The exercise :: Skip the images. Copy the records exactly as written.

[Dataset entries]
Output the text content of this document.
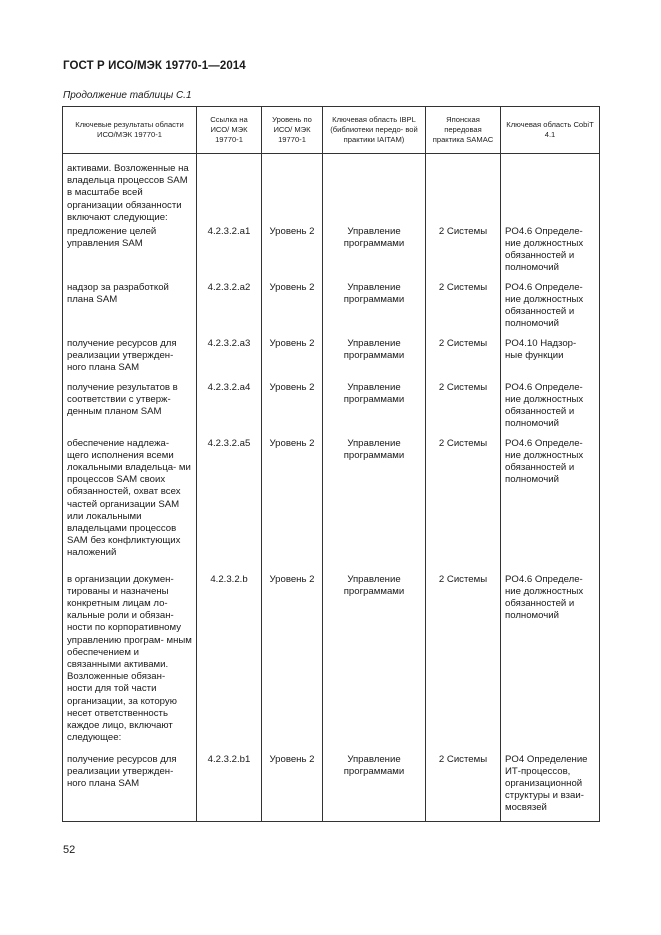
ГОСТ Р ИСО/МЭК 19770-1—2014
Продолжение таблицы С.1
Ключевые результаты области ИСО/МЭК 19770-1	Ссылка на ИСО/ МЭК 19770-1	Уровень по ИСО/ МЭК 19770-1	Ключевая область IBPL (библиотеки передо- вой практики IAITAM)	Японская передовая практика SAMAC	Ключевая область CobiT 4.1
активами. Возложенные на владельца процессов SAM в масштабе всей организации обязанности включают следующие:					
предложение целей управления SAM	4.2.3.2.a1	Уровень 2	Управление программами	2 Системы	PO4.6 Определе- ние должностных обязанностей и полномочий
надзор за разработкой плана SAM	4.2.3.2.a2	Уровень 2	Управление программами	2 Системы	PO4.6 Определе- ние должностных обязанностей и полномочий
получение ресурсов для реализации утвержден- ного плана SAM	4.2.3.2.a3	Уровень 2	Управление программами	2 Системы	PO4.10 Надзор- ные функции
получение результатов в соответствии с утверж- денным планом SAM	4.2.3.2.a4	Уровень 2	Управление программами	2 Системы	PO4.6 Определе- ние должностных обязанностей и полномочий
обеспечение надлежа- щего исполнения всеми локальными владельца- ми процессов SAM своих обязанностей, охват всех частей организации SAM или локальными владельцами процессов SAM без конфликтующих наложений	4.2.3.2.a5	Уровень 2	Управление программами	2 Системы	PO4.6 Определе- ние должностных обязанностей и полномочий
в организации докумен- тированы и назначены конкретным лицам ло- кальные роли и обязан- ности по корпоративному управлению програм- мным обеспечением и связанными активами. Возложенные обязан- ности для той части организации, за которую несет ответственность каждое лицо, включают следующее:	4.2.3.2.b	Уровень 2	Управление программами	2 Системы	PO4.6 Определе- ние должностных обязанностей и полномочий
получение ресурсов для реализации утвержден- ного плана SAM	4.2.3.2.b1	Уровень 2	Управление программами	2 Системы	PO4 Определение ИТ-процессов, организационной структуры и взаи- мосвязей
52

Response below ::
Output the text content of this document.
ГОСТ Р ИСО/МЭК 19770-1—2014
Продолжение таблицы С.1
Ключевые результаты области ИСО/МЭК 19770-1	Ссылка на ИСО/ МЭК 19770-1	Уровень по ИСО/ МЭК 19770-1	Ключевая область IBPL (библиотеки передо- вой практики IAITAM)	Японская передовая практика SAMAC	Ключевая область CobiT 4.1
активами. Возложенные на владельца процессов SAM в масштабе всей организации обязанности включают следующие:					
предложение целей управления SAM	4.2.3.2.a1	Уровень 2	Управление программами	2 Системы	PO4.6 Определе- ние должностных обязанностей и полномочий
надзор за разработкой плана SAM	4.2.3.2.a2	Уровень 2	Управление программами	2 Системы	PO4.6 Определе- ние должностных обязанностей и полномочий
получение ресурсов для реализации утвержден- ного плана SAM	4.2.3.2.a3	Уровень 2	Управление программами	2 Системы	PO4.10 Надзор- ные функции
получение результатов в соответствии с утверж- денным планом SAM	4.2.3.2.a4	Уровень 2	Управление программами	2 Системы	PO4.6 Определе- ние должностных обязанностей и полномочий
обеспечение надлежа- щего исполнения всеми локальными владельца- ми процессов SAM своих обязанностей, охват всех частей организации SAM или локальными владельцами процессов SAM без конфликтующих наложений	4.2.3.2.a5	Уровень 2	Управление программами	2 Системы	PO4.6 Определе- ние должностных обязанностей и полномочий
в организации докумен- тированы и назначены конкретным лицам ло- кальные роли и обязан- ности по корпоративному управлению програм- мным обеспечением и связанными активами. Возложенные обязан- ности для той части организации, за которую несет ответственность каждое лицо, включают следующее:	4.2.3.2.b	Уровень 2	Управление программами	2 Системы	PO4.6 Определе- ние должностных обязанностей и полномочий
получение ресурсов для реализации утвержден- ного плана SAM	4.2.3.2.b1	Уровень 2	Управление программами	2 Системы	PO4 Определение ИТ-процессов, организационной структуры и взаи- мосвязей
52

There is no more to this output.